*SOURCE EXTRACT*:
I'm not aware of any such license and this response is speculation, but I would think you could simply publish the work with an attached proviso which explains the conditions of use. Maybe make a parallel with the end user license agreements (EULAs) that typically accompany software downloads.

Mac H.
12-11-2009, 12:06 AM
I'm looking at writing a film script which I don't expect any payment for. I'm hoping that film schools and the like will find it a great film script to use. ...
Is there any standard licenses out there being used in the film community which gives the public most of the features of public domain copyright but retains attribution provisions.Absolutely - the Creative Commons licenses are exactly for this.

In particular, the 'Attribution' license: http://creativecommons.org/licenses/by/3.0/

To quote:

This license lets others distribute, remix, tweak, and build upon your work, even commercially, as long as they credit you for the original creation. This is the most accommodating of licenses offered, in terms of what others can do with your works licensed under Attribution.

It is actually aimed cultural artworks - contrary to popular belief, the Creative Commons foundation doesn't actually recommend using Creative Commons for source code licenses - they recommend using GNU instead !

The link has details of the full license - but you can simply say:

This work is licensed under the Creative Commons Attribution 3.0 Unported License. To view a copy of this license, visit http://creativecommons.org/licenses/by/3.0/ or send a letter to Creative Commons, 171 Second Street, Suite 300, San Francisco, California, 94105, USA.


Since you are in Australia, you might want to use the previous revision of the license - V2.5. That's because it has a version tweaked for the curiosities of Aussie law. They've released an easy-to-read draft of V3.0 but it hasn't been finalized yet.

See http://creativecommons.org/licenses/by/2.5/au/ for details.

Mac

Ozvalue
12-14-2009, 09:59 AM
Absolutely - the Creative Commons licenses are exactly for this.

In particular, the 'Attribution' license: http://creativecommons.org/licenses/by/3.0/

Mac

Thank you Mac H. It was exactly what I was looking for. I had seen this some time ago but when I wanted it, I couldn't find it. I was searching in all the wrong places as I was still thinking about software licenses.

*ITEMS*:
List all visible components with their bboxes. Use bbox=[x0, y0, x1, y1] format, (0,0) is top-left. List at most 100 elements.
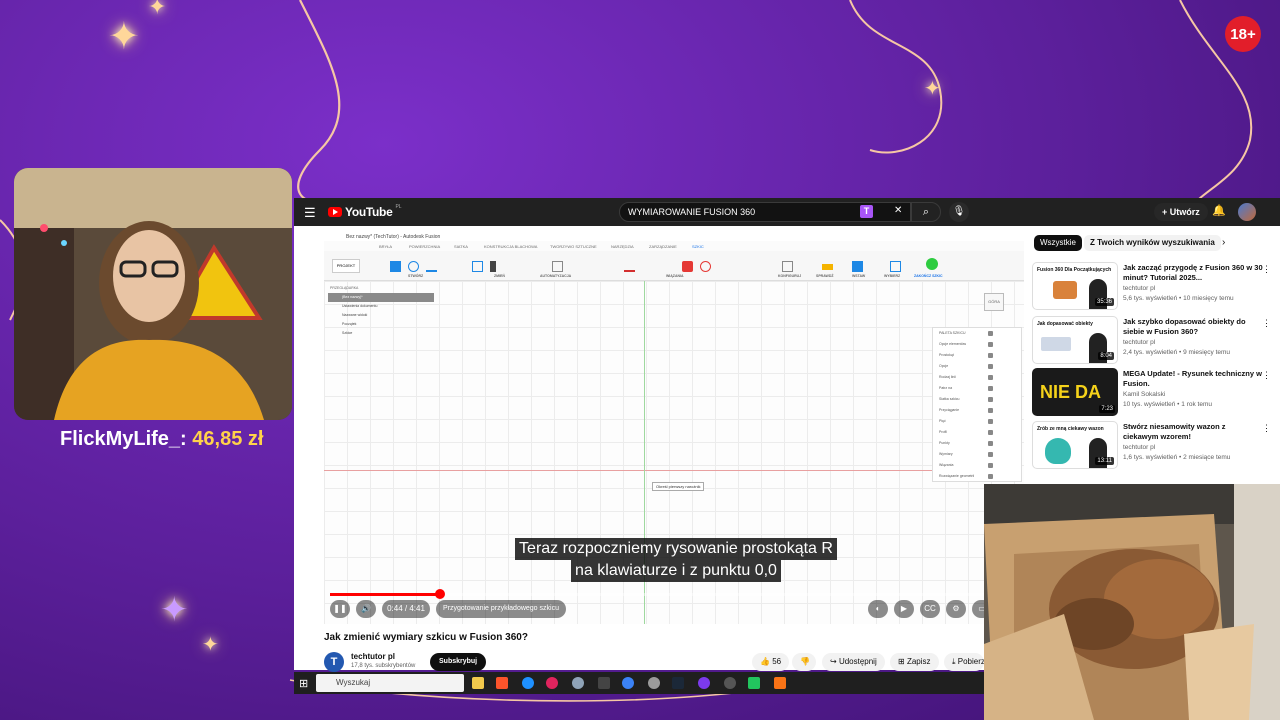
account-avatar[interactable] bbox=[1238, 203, 1256, 221]
more-options-icon[interactable]: ⋮ bbox=[1262, 264, 1271, 275]
select-icon bbox=[890, 261, 901, 272]
recommendation-title: Stwórz niesamowity wazon z ciekawym wzor… bbox=[1123, 422, 1226, 441]
video-player[interactable]: Bez nazwy* (TechTutor) - Autodesk Fusion… bbox=[324, 232, 1024, 624]
fusion-toolbar: PROJEKT STWÓRZ ZMIEŃ AUTOMATYZACJA WIĄZA… bbox=[324, 251, 1024, 281]
fusion-tab: SIATKA bbox=[454, 244, 468, 249]
windows-start-icon[interactable]: ⊞ bbox=[299, 677, 308, 690]
fusion-tab: BRYŁA bbox=[379, 244, 393, 249]
share-button[interactable]: ↪ Udostępnij bbox=[822, 653, 885, 671]
donation-alert: FlickMyLife_: 46,85 zł bbox=[60, 428, 263, 451]
recommendation-meta: 2,4 tys. wyświetleń • 9 miesięcy temu bbox=[1123, 349, 1231, 356]
fusion-tab: KONSTRUKCJA BLACHOWA bbox=[484, 244, 538, 249]
sparkle-icon: ✦ bbox=[160, 591, 189, 629]
fusion-window-title: Bez nazwy* (TechTutor) - Autodesk Fusion bbox=[324, 232, 1024, 241]
subtitle-line: Teraz rozpoczniemy rysowanie prostokąta … bbox=[515, 538, 837, 560]
subscribe-button[interactable]: Subskrybuj bbox=[430, 653, 487, 671]
extension-icon[interactable]: T bbox=[860, 205, 873, 218]
sparkle-icon: ✦ bbox=[202, 634, 219, 656]
recommendation-meta: 1,6 tys. wyświetleń • 2 miesiące temu bbox=[1123, 454, 1231, 461]
recommendation-channel: Kamil Sokalski bbox=[1123, 391, 1166, 398]
fusion-workspace-tabs: BRYŁA POWIERZCHNIA SIATKA KONSTRUKCJA BL… bbox=[324, 241, 1024, 251]
sparkle-icon: ✦ bbox=[108, 16, 140, 58]
thumbnail-graphic bbox=[1041, 337, 1071, 351]
webcam-feed bbox=[14, 168, 292, 420]
obs-icon[interactable] bbox=[648, 677, 660, 689]
recommendation-title: MEGA Update! - Rysunek techniczny w Fusi… bbox=[1123, 369, 1262, 388]
cursor-tooltip: Określ pierwszy narożnik bbox=[652, 482, 705, 491]
channel-name[interactable]: techtutor pl bbox=[351, 652, 395, 661]
configure-icon bbox=[782, 261, 793, 272]
donation-amount: 46,85 zł bbox=[192, 428, 264, 450]
fusion-tab: NARZĘDZIA bbox=[611, 244, 634, 249]
more-options-icon[interactable]: ⋮ bbox=[1262, 370, 1271, 381]
search-button[interactable]: ⌕ bbox=[911, 202, 941, 222]
app-icon[interactable] bbox=[546, 677, 558, 689]
mic-icon[interactable]: 🎙 bbox=[949, 202, 969, 222]
project-dropdown: PROJEKT bbox=[332, 259, 360, 273]
age-rating-badge: 18+ bbox=[1225, 16, 1261, 52]
download-button[interactable]: ⤓ Pobierz bbox=[944, 653, 984, 671]
video-thumbnail: Fusion 360 Dla Początkujących 35:36 bbox=[1032, 262, 1118, 310]
circle-tool-icon bbox=[408, 261, 419, 272]
youtube-play-icon bbox=[328, 207, 342, 217]
channel-avatar[interactable]: T bbox=[324, 652, 344, 672]
taskbar-search[interactable]: Wyszukaj bbox=[316, 674, 464, 692]
chip-all[interactable]: Wszystkie bbox=[1034, 235, 1082, 251]
time-display: 0:44 / 4:41 bbox=[382, 600, 430, 618]
chip-search-results[interactable]: Z Twoich wyników wyszukiwania bbox=[1084, 235, 1221, 251]
progress-scrubber[interactable] bbox=[435, 589, 445, 599]
miniplayer-icon[interactable]: ▶ bbox=[894, 600, 914, 618]
youtube-logo[interactable]: YouTube PL bbox=[328, 204, 402, 219]
recommendation-title: Jak szybko dopasować obiekty do siebie w… bbox=[1123, 317, 1246, 336]
app-icon[interactable] bbox=[698, 677, 710, 689]
captions-icon[interactable]: CC bbox=[920, 600, 940, 618]
youtube-header: ☰ YouTube PL WYMIAROWANIE FUSION 360 T ✕… bbox=[294, 198, 1280, 226]
recommendation-item[interactable]: Jak dopasować obiekty 8:04 Jak szybko do… bbox=[1032, 316, 1277, 364]
clear-search-icon[interactable]: ✕ bbox=[894, 205, 902, 216]
constraint-icon bbox=[624, 261, 635, 272]
autoplay-icon[interactable]: ◐ bbox=[868, 600, 888, 618]
video-thumbnail: Zrób ze mną ciekawy wazon 13:11 bbox=[1032, 421, 1118, 469]
recommendation-item[interactable]: Zrób ze mną ciekawy wazon 13:11 Stwórz n… bbox=[1032, 421, 1277, 469]
app-icon[interactable] bbox=[598, 677, 610, 689]
fusion-app-icon[interactable] bbox=[774, 677, 786, 689]
video-title: Jak zmienić wymiary szkicu w Fusion 360? bbox=[324, 632, 528, 643]
scissors-icon bbox=[490, 261, 496, 272]
create-button[interactable]: + Utwórz bbox=[1154, 203, 1208, 221]
automate-icon bbox=[552, 261, 563, 272]
file-explorer-icon[interactable] bbox=[472, 677, 484, 689]
settings-icon[interactable]: ⚙ bbox=[946, 600, 966, 618]
video-subtitles: Teraz rozpoczniemy rysowanie prostokąta … bbox=[496, 538, 856, 582]
recommendation-channel: techtutor pl bbox=[1123, 444, 1156, 451]
donor-name: FlickMyLife_: bbox=[60, 428, 187, 450]
recommendation-meta: 10 tys. wyświetleń • 1 rok temu bbox=[1123, 401, 1212, 408]
fusion-tab: SZKIC bbox=[692, 244, 704, 249]
chevron-right-icon[interactable]: › bbox=[1222, 237, 1225, 248]
recommendation-item[interactable]: NIE DA 7:23 MEGA Update! - Rysunek techn… bbox=[1032, 368, 1277, 416]
app-icon[interactable] bbox=[622, 677, 634, 689]
dislike-button[interactable]: 👎 bbox=[792, 653, 816, 671]
vase-graphic bbox=[1045, 438, 1071, 464]
brave-browser-icon[interactable] bbox=[496, 677, 508, 689]
finish-sketch-icon[interactable] bbox=[926, 258, 938, 270]
menu-icon[interactable]: ☰ bbox=[304, 205, 316, 221]
volume-icon[interactable]: 🔊 bbox=[356, 600, 376, 618]
subtitle-line: na klawiaturze i z punktu 0,0 bbox=[571, 560, 781, 582]
steam-icon[interactable] bbox=[672, 677, 684, 689]
thumbnail-graphic bbox=[1053, 281, 1077, 299]
like-count: 56 bbox=[772, 657, 782, 666]
edge-icon[interactable] bbox=[522, 677, 534, 689]
app-icon[interactable] bbox=[724, 677, 736, 689]
app-icon[interactable] bbox=[572, 677, 584, 689]
recommendation-item[interactable]: Fusion 360 Dla Początkujących 35:36 Jak … bbox=[1032, 262, 1277, 310]
more-options-icon[interactable]: ⋮ bbox=[1262, 423, 1271, 434]
chapter-button[interactable]: Przygotowanie przykładowego szkicu bbox=[436, 600, 566, 618]
save-button[interactable]: ⊞ Zapisz bbox=[890, 653, 939, 671]
pause-button[interactable]: ❚❚ bbox=[330, 600, 350, 618]
view-cube[interactable]: GÓRA bbox=[984, 293, 1004, 311]
notifications-icon[interactable]: 🔔 bbox=[1212, 204, 1226, 217]
app-icon[interactable] bbox=[748, 677, 760, 689]
like-button[interactable]: 👍 56 bbox=[752, 653, 790, 671]
recommendation-title: Jak zacząć przygodę z Fusion 360 w 30 mi… bbox=[1123, 263, 1263, 282]
more-options-icon[interactable]: ⋮ bbox=[1262, 318, 1271, 329]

*EXERCISE SET*:
1 - Rewrite the records as a numbered list, starting with the line that contains "account-avatar[interactable] bbox=[1238, 203, 1256, 221]" and ending with the line that contains "fusion-window-title: Bez nazwy*", both lines included. Leave out any blank lines.
2 - Extend the forum thread about licensing a film script under Creative Commons, starting after its final sentence.
The forum text and the records have no connection to each other.

*RESPONSES FOR EACH TASK*:
1 -
1. account-avatar[interactable] bbox=[1238, 203, 1256, 221]
2. more-options-icon[interactable]: ⋮ bbox=[1262, 264, 1271, 275]
3. select-icon bbox=[890, 261, 901, 272]
4. recommendation-title: Stwórz niesamowity wazon z ciekawym wzor… bbox=[1123, 422, 1226, 441]
5. video-player[interactable]: Bez nazwy* (TechTutor) - Autodesk Fusion… bbox=[324, 232, 1024, 624]
6. fusion-toolbar: PROJEKT STWÓRZ ZMIEŃ AUTOMATYZACJA WIĄZA… bbox=[324, 251, 1024, 281]
7. fusion-tab: SIATKA bbox=[454, 244, 468, 249]
8. windows-start-icon[interactable]: ⊞ bbox=[299, 677, 308, 690]
9. fusion-tab: BRYŁA bbox=[379, 244, 393, 249]
10. share-button[interactable]: ↪ Udostępnij bbox=[822, 653, 885, 671]
11. donation-alert: FlickMyLife_: 46,85 zł bbox=[60, 428, 263, 451]
12. recommendation-meta: 2,4 tys. wyświetleń • 9 miesięcy temu bbox=[1123, 349, 1231, 356]
13. fusion-tab: KONSTRUKCJA BLACHOWA bbox=[484, 244, 538, 249]
14. sparkle-icon: ✦ bbox=[160, 591, 189, 629]
15. fusion-window-title: Bez nazwy* (TechTutor) - Autodesk Fusion bbox=[324, 232, 1024, 241]

2 -
By the way, do you see anything wrong with using this as a 'donationware' license? That is give it a Creative Commons Attribution license but ask that they give an appropriate donation to the author should it be commercially successful.

I would like to get comments on this.

Mac H.
12-14-2009, 11:36 PM
Thank you Mac H. It was exactly what I was looking for. I had seen this some time ago but when I wanted it, I couldn't find it. I was searching in all the wrong places as I was still thinking about software licenses.

By the way, do you see anything wrong with using this as a 'donationware' license? That is give it a Creative Commons Attribution license but ask that they give an appropriate donation to the author should it be commercially successful.

I would like to get comments on this.If you 'ask' that they give a 'donation' then it fundamentally isn't part of the license.

A license is what MUST be done. Sure - ask, but it isn't part of the license agreement. It is simply a note that "A donation of $2 would be appreciated if you feel like it. It isn't essential though".

It might be a good thing for you to work out in your mind what is a likely outcome for the project. It seems that it would be the kind of thing that could be useful for someone teaching a film course. eg: Take one scene from this and do it in noir style, sitcom style, rom-com style etc as an experiment.

It's the kind of thing that could build good-will and name recognition between the next generation of up & comers from AFTRA and you as a writer. By trying to add stuff about what you would expect if it is 'commercially successful' or expectations about donations might weaken the appeal.

Just a thought, however.

Good luck !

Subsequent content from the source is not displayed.